Data entries:

=======

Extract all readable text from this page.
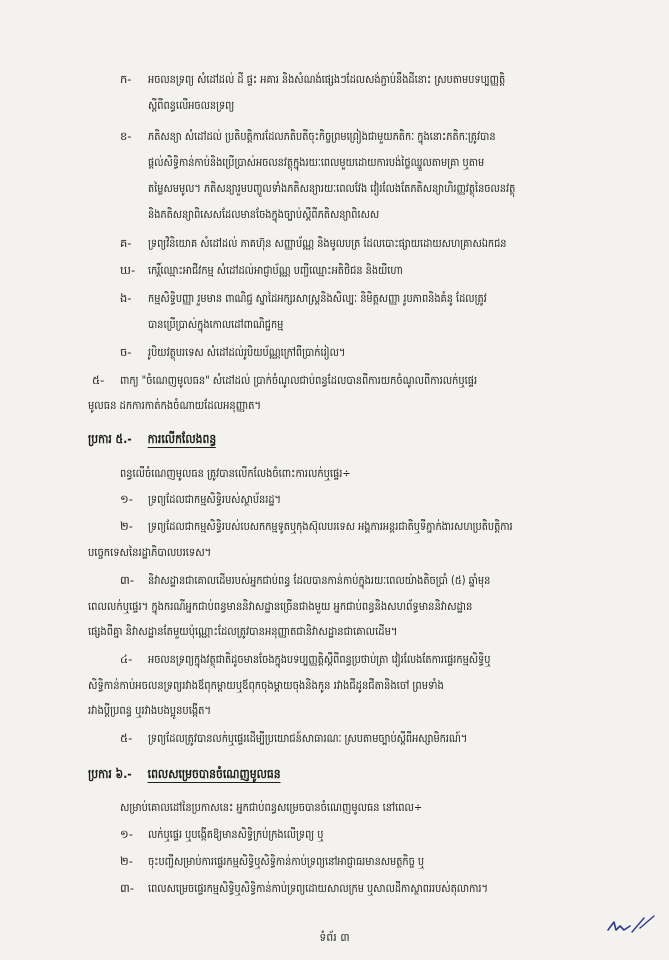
ក- អចលនទ្រព្យ សំដៅដល់ ដី ផ្ទះ អគារ និងសំណង់ផ្សេងៗដែលសង់ភ្ជាប់នឹងដីនោះ ស្របតាមបទប្បញ្ញត្តិ
ស្តីពីពន្ធលើអចលនទ្រព្យ
ខ- ភតិសន្យា សំដៅដល់ ប្រតិបត្តិការដែលភតិបតីចុះកិច្ចព្រមព្រៀងជាមួយភតិកៈ ក្នុងនោះភតិកៈត្រូវបាន
ផ្តល់សិទ្ធិកាន់កាប់និងប្រើប្រាស់អចលនវត្ថុក្នុងរយៈពេលមួយដោយការបង់ថ្លៃឈ្នួលតាមគ្រា ឬតាម
តម្លៃសមមូល។ ភតិសន្យារួមបញ្ចូលទាំងភតិសន្យារយៈពេលវែង វៀរលែងតែភតិសន្យាហិរញ្ញវត្ថុនៃចលនវត្ថុ
និងភតិសន្យាពិសេសដែលមានចែងក្នុងច្បាប់ស្តីពីភតិសន្យាពិសេស
គ- ទ្រព្យវិនិយោគ សំដៅដល់ ភាគហ៊ុន សញ្ញាប័ណ្ណ និងមូលបត្រ ដែលបោះផ្សាយដោយសហគ្រាសឯកជន
ឃ- កេរ្តិ៍ឈ្មោះអាជីវកម្ម សំដៅដល់អាជ្ញាប័ណ្ណ បញ្ជីឈ្មោះអតិថិជន និងយីហោ
ង- កម្មសិទ្ធិបញ្ញា រួមមាន ពាណិជ្ជ ស្នាដៃអក្សរសាស្ត្រនិងសិល្បៈ និមិត្តសញ្ញា រូបភាពនិងគំនូ ដែលត្រូវ
បានប្រើប្រាស់ក្នុងកោលដៅពាណិជ្ជកម្ម
ច- រូបិយវត្ថុបរទេស សំដៅដល់រូបិយប័ណ្ណក្រៅពីប្រាក់រៀល។
៥- ពាក្យ "ចំណេញមូលធន" សំដៅដល់ ប្រាក់ចំណូលជាប់ពន្ធដែលបានពីការយកចំណូលពីការលក់ឬផ្ទេរ
មូលធន ដកការកាត់កងចំណាយដែលអនុញ្ញាត។
ប្រការ ៥.- ការលើកលែងពន្ធ
ពន្ធលើចំណេញមូលធន ត្រូវបានលើកលែងចំពោះការលក់ឬផ្ទេរ÷
១- ទ្រព្យដែលជាកម្មសិទ្ធិរបស់ស្ថាប័នរដ្ឋ។
២- ទ្រព្យដែលជាកម្មសិទ្ធិរបស់បេសកកម្មទូតឬកុងស៊ុលបរទេស អង្គការអន្តរជាតិឬទីភ្នាក់ងារសហប្រតិបត្តិការ
បច្ចេកទេសនៃរដ្ឋាភិបាលបរទេស។
៣- និវាសដ្ឋានជាគោលដើមរបស់អ្នកជាប់ពន្ធ ដែលបានកាន់កាប់ក្នុងរយៈពេលយ៉ាងតិចប្រាំ (៥) ឆ្នាំមុន
ពេលលក់ឬផ្ទេរ។ ក្នុងករណីអ្នកជាប់ពន្ធមាននិវាសដ្ឋានច្រើនជាងមួយ អ្នកជាប់ពន្ធនិងសហព័ទ្ធមាននិវាសដ្ឋាន
ផ្សេងពីគ្នា និវាសដ្ឋានតែមួយប៉ុណ្ណោះដែលត្រូវបានអនុញ្ញាតជានិវាសដ្ឋានជាគោលដើម។
៤- អចលនទ្រព្យក្នុងវត្ថុជាតិដូចមានចែងក្នុងបទប្បញ្ញត្តិស្តីពីពន្ធប្រថាប់ត្រា វៀរលែងតែការផ្ទេរកម្មសិទ្ធិឬ
សិទ្ធិកាន់កាប់អចលនទ្រព្យរវាងឪពុកម្តាយឬឪពុកចុងម្តាយចុងនិងកូន រវាងជីដូនជីតានិងចៅ ព្រមទាំង
រវាងប្តីប្រពន្ធ ឬរវាងបងប្អូនបង្កើត។
៥- ទ្រព្យដែលត្រូវបានលក់ឬផ្ទេរដើម្បីប្រយោជន៍សាធារណៈ ស្របតាមច្បាប់ស្តីពីអស្សាមិករណ៍។
ប្រការ ៦.- ពេលសម្រេចបានចំណេញមូលធន
សម្រាប់គោលដៅនៃប្រកាសនេះ អ្នកជាប់ពន្ធសម្រេចបានចំណេញមូលធន នៅពេល÷
១- លក់ឬផ្ទេរ ឬបង្កើតឱ្យមានសិទ្ធិក្រប់ក្រងលើទ្រព្យ ឬ
២- ចុះបញ្ជីសម្រាប់ការផ្ទេរកម្មសិទ្ធិឬសិទ្ធិកាន់កាប់ទ្រព្យនៅអាជ្ញាធរមានសមត្ថកិច្ច ឬ
៣- ពេលសម្រេចផ្ទេរកម្មសិទ្ធិឬសិទ្ធិកាន់កាប់ទ្រព្យដោយសាលក្រម ឬសាលដីកាស្ថាពររបស់តុលាការ។
ទំព័រ ៣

=======

Exercise goal
Find each line in the records holding the string "លបរទ" and show it.

The answer
២- ទ្រព្យដែលជាកម្មសិទ្ធិរបស់បេសកកម្មទូតឬកុងស៊ុលបរទេស អង្គការអន្តរជាតិឬទីភ្នាក់ងារសហប្រតិបត្តិការ
បច្ចេកទេសនៃរដ្ឋាភិបាលបរទេស។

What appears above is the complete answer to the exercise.